::: Extracted text

Source Layout Convention¶
Every registered dlt source in Databox follows the same on-disk shape. Consistency means new sources cost a predictable amount to add, drift is visible to CI, and the new-source generator has a precise target.
scripts/check_source_layout.py enforces the convention — it runs as the source-layout-lint CI job on every PR and as python scripts/check_source_layout.py locally.
The shape¶
For a source named <name> (e.g. ebird, noaa, usgs):
packages/databox-sources/databox_sources/<name>/
├── source.py # dlt @source / @resource definitions
└── config.yaml # pipeline config (dataset, schedule hints)
transforms/main/models/<name>/
├── staging/
│ └── stg_*.sql # at least one staging model
└── marts/
└── (fct_*|dim_*).sql # at least one mart model
soda/contracts/<name>_staging/
└── *.yaml # at least one staging contract
soda/contracts/<name>/
└── *.yaml # at least one mart contract
packages/databox/databox/orchestration/domains/<name>.py
# Dagster assets, schedules, asset checks
Intermediate models under transforms/main/models/<name>/intermediate/ are optional — the lint does not require them.
What the linter checks¶
The script walks packages/databox-sources/databox_sources/*/ looking for directories that contain a source.py. For each, it asserts the seven components above exist and contain at least one matching file.

::::::
::: Entries supplied

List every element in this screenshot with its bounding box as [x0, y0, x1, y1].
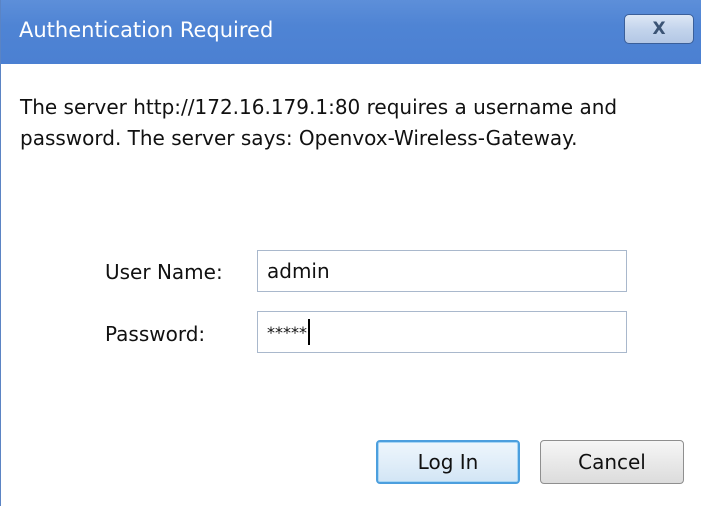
title-bar[interactable]: Authentication Required X	[1, 0, 702, 64]
dialog-title: Authentication Required	[19, 18, 274, 42]
username-input[interactable]: admin	[257, 250, 627, 292]
window-edge	[701, 0, 709, 506]
cancel-button[interactable]: Cancel	[540, 440, 684, 484]
auth-dialog: Authentication Required X The server htt…	[0, 0, 702, 506]
close-icon: X	[652, 19, 666, 39]
username-value: admin	[267, 259, 330, 283]
password-label: Password:	[105, 322, 206, 346]
text-caret	[308, 319, 310, 345]
password-value: *****	[267, 322, 307, 342]
username-label: User Name:	[105, 260, 223, 284]
auth-message: The server http://172.16.179.1:80 requir…	[20, 95, 618, 150]
close-button[interactable]: X	[624, 14, 694, 44]
login-button[interactable]: Log In	[376, 440, 520, 484]
password-input[interactable]: *****	[257, 311, 627, 353]
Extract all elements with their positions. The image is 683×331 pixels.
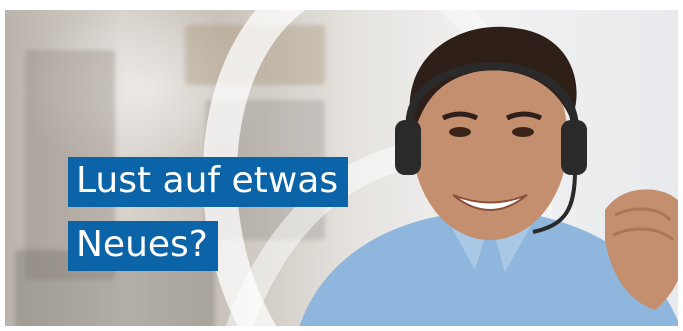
headline-line-2: Neues? bbox=[68, 221, 218, 271]
recruitment-banner[interactable]: Lust auf etwas Neues? bbox=[0, 0, 683, 331]
headline-line-1: Lust auf etwas bbox=[68, 157, 349, 207]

::::::

Tasks —
**a)** Decide whether each statement agrees with the source layout convention text, answering yes or no and quoting the words of the text that settle it. (i) The lint requires intermediate models under each source's transforms directory. (ii) The layout check runs in CI on every PR. (iii) The linter finds sources by looking for directories that contain a config.yaml.
**b)** Extend the source layout convention text, picking up right after its final sentence.

Final results —
**a)**
(i) No: "Intermediate models under transforms/main/models/<name>/intermediate/ are optional — the lint does not require them."
(ii) Yes: "it runs as the source-layout-lint CI job on every PR"
(iii) No: "looking for directories that contain a source.py"

**b)**
Output format is line-oriented so CI logs stay diffable:
✓ ebird
✗ noaa
missing: soda/contracts/noaa/*.yaml
✓ usgs
2 ok · 0 skipped · 1 failing (of 3)
--json emits the same data in machine-readable form for generator tooling.
Escape hatch: scaffold-lint: skip¶
Experimental or in-flight sources that don't yet satisfy the full layout can opt out by adding a line within the first 10 lines of source.py:
# scaffold-lint: skip=experimental
The reason after = is free text — common values: experimental, in-flight, wip-domain-refactor. Skipped sources appear in the lint output marked ~ (skipped: <reason>) but do not fail CI.
Do not use the skip marker to silence drift in a finished source. If the lint complains about an existing source, the right answer is almost always "add the missing file" — the convention exists because each component has a concrete job.
Why each file is required¶
| Component | Why it is required |
|---|---|
source.py |
Anchor file — if this doesn't exist, the source isn't loadable |
config.yaml |
Pipeline configuration (dataset name, schedule hints, source-specific options) |
staging/stg_*.sql |
At least one staging model turning raw into typed |
marts/(fct_*|dim_*).sql |
At least one consumer-facing mart |
soda/contracts/<name>_staging/ |
Data-quality contract for the staging layer |
soda/contracts/<name>/ |
Data-quality contract for the mart layer |
domains/<name>.py |
Dagster wiring — assets, schedules, asset checks |
Dropping any of these creates a source that half-works. The lint makes that state unshippable.
New-source generator¶
ticket:new-source-generator (Phase 2) will scaffold this layout given just the source name. Whatever the linter requires is what the generator creates — the two stay in lockstep.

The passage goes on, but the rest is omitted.